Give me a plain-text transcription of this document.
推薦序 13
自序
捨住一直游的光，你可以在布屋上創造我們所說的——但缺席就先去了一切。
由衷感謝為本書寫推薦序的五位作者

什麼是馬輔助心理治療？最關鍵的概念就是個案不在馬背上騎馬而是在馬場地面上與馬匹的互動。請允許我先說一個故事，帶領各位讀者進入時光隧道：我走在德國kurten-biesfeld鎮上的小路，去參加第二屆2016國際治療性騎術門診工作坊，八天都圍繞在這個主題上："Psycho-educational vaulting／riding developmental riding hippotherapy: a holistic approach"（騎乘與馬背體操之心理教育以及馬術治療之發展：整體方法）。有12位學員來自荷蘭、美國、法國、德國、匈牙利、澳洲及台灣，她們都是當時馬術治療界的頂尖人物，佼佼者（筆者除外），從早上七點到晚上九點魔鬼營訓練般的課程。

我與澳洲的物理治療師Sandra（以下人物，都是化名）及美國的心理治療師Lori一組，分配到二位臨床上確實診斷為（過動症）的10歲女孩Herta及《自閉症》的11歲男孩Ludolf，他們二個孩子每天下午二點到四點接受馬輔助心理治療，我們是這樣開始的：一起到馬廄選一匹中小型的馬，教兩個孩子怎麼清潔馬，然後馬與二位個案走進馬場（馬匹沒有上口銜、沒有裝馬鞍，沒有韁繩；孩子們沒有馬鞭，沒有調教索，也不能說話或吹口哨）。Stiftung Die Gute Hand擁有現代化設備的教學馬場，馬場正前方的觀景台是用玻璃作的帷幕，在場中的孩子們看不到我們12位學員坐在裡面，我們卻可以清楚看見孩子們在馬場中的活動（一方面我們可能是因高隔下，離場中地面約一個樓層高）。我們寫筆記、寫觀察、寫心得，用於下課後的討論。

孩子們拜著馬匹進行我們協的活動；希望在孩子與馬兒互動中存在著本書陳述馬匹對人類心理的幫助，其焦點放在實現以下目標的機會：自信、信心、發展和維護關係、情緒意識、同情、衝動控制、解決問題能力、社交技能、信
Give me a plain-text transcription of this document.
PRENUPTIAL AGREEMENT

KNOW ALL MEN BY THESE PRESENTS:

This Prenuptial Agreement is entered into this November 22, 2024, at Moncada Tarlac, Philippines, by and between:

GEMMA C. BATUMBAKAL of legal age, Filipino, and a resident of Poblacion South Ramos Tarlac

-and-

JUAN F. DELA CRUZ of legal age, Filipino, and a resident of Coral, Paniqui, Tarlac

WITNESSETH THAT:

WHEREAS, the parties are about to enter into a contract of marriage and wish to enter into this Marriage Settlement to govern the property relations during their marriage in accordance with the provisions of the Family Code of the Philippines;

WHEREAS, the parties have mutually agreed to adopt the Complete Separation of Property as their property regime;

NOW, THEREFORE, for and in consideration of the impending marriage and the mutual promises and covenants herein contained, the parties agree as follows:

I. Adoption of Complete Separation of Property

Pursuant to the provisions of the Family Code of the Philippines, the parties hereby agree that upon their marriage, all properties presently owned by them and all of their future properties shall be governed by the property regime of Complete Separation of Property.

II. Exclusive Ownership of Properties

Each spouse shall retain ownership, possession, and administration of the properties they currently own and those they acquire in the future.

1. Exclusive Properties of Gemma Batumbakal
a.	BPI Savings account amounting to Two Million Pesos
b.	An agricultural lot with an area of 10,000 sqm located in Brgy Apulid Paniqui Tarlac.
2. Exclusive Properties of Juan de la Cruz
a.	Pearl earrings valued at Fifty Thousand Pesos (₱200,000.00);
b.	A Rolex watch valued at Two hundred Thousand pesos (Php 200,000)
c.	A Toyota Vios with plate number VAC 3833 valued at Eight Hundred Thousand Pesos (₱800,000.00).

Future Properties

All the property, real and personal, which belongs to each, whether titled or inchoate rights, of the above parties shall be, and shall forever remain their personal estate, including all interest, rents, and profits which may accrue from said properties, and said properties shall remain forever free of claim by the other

Your task >>
Print every entry exactly as written.

The reply >>
Give me a plain-text transcription of this document.
推薦序 13
自序
捨住一直游的光，你可以在布屋上創造我們所說的——但缺席就先去了一切。
由衷感謝為本書寫推薦序的五位作者

什麼是馬輔助心理治療？最關鍵的概念就是個案不在馬背上騎馬而是在馬場地面上與馬匹的互動。請允許我先說一個故事，帶領各位讀者進入時光隧道：我走在德國kurten-biesfeld鎮上的小路，去參加第二屆2016國際治療性騎術門診工作坊，八天都圍繞在這個主題上："Psycho-educational vaulting／riding developmental riding hippotherapy: a holistic approach"（騎乘與馬背體操之心理教育以及馬術治療之發展：整體方法）。有12位學員來自荷蘭、美國、法國、德國、匈牙利、澳洲及台灣，她們都是當時馬術治療界的頂尖人物，佼佼者（筆者除外），從早上七點到晚上九點魔鬼營訓練般的課程。

我與澳洲的物理治療師Sandra（以下人物，都是化名）及美國的心理治療師Lori一組，分配到二位臨床上確實診斷為（過動症）的10歲女孩Herta及《自閉症》的11歲男孩Ludolf，他們二個孩子每天下午二點到四點接受馬輔助心理治療，我們是這樣開始的：一起到馬廄選一匹中小型的馬，教兩個孩子怎麼清潔馬，然後馬與二位個案走進馬場（馬匹沒有上口銜、沒有裝馬鞍，沒有韁繩；孩子們沒有馬鞭，沒有調教索，也不能說話或吹口哨）。Stiftung Die Gute Hand擁有現代化設備的教學馬場，馬場正前方的觀景台是用玻璃作的帷幕，在場中的孩子們看不到我們12位學員坐在裡面，我們卻可以清楚看見孩子們在馬場中的活動（一方面我們可能是因高隔下，離場中地面約一個樓層高）。我們寫筆記、寫觀察、寫心得，用於下課後的討論。

孩子們拜著馬匹進行我們協的活動；希望在孩子與馬兒互動中存在著本書陳述馬匹對人類心理的幫助，其焦點放在實現以下目標的機會：自信、信心、發展和維護關係、情緒意識、同情、衝動控制、解決問題能力、社交技能、信
Give me a plain-text transcription of this document.
PRENUPTIAL AGREEMENT

KNOW ALL MEN BY THESE PRESENTS:

This Prenuptial Agreement is entered into this November 22, 2024, at Moncada Tarlac, Philippines, by and between:

GEMMA C. BATUMBAKAL of legal age, Filipino, and a resident of Poblacion South Ramos Tarlac

-and-

JUAN F. DELA CRUZ of legal age, Filipino, and a resident of Coral, Paniqui, Tarlac

WITNESSETH THAT:

WHEREAS, the parties are about to enter into a contract of marriage and wish to enter into this Marriage Settlement to govern the property relations during their marriage in accordance with the provisions of the Family Code of the Philippines;

WHEREAS, the parties have mutually agreed to adopt the Complete Separation of Property as their property regime;

NOW, THEREFORE, for and in consideration of the impending marriage and the mutual promises and covenants herein contained, the parties agree as follows:

I. Adoption of Complete Separation of Property

Pursuant to the provisions of the Family Code of the Philippines, the parties hereby agree that upon their marriage, all properties presently owned by them and all of their future properties shall be governed by the property regime of Complete Separation of Property.

II. Exclusive Ownership of Properties

Each spouse shall retain ownership, possession, and administration of the properties they currently own and those they acquire in the future.

1. Exclusive Properties of Gemma Batumbakal
a.	BPI Savings account amounting to Two Million Pesos
b.	An agricultural lot with an area of 10,000 sqm located in Brgy Apulid Paniqui Tarlac.
2. Exclusive Properties of Juan de la Cruz
a.	Pearl earrings valued at Fifty Thousand Pesos (₱200,000.00);
b.	A Rolex watch valued at Two hundred Thousand pesos (Php 200,000)
c.	A Toyota Vios with plate number VAC 3833 valued at Eight Hundred Thousand Pesos (₱800,000.00).

Future Properties

All the property, real and personal, which belongs to each, whether titled or inchoate rights, of the above parties shall be, and shall forever remain their personal estate, including all interest, rents, and profits which may accrue from said properties, and said properties shall remain forever free of claim by the other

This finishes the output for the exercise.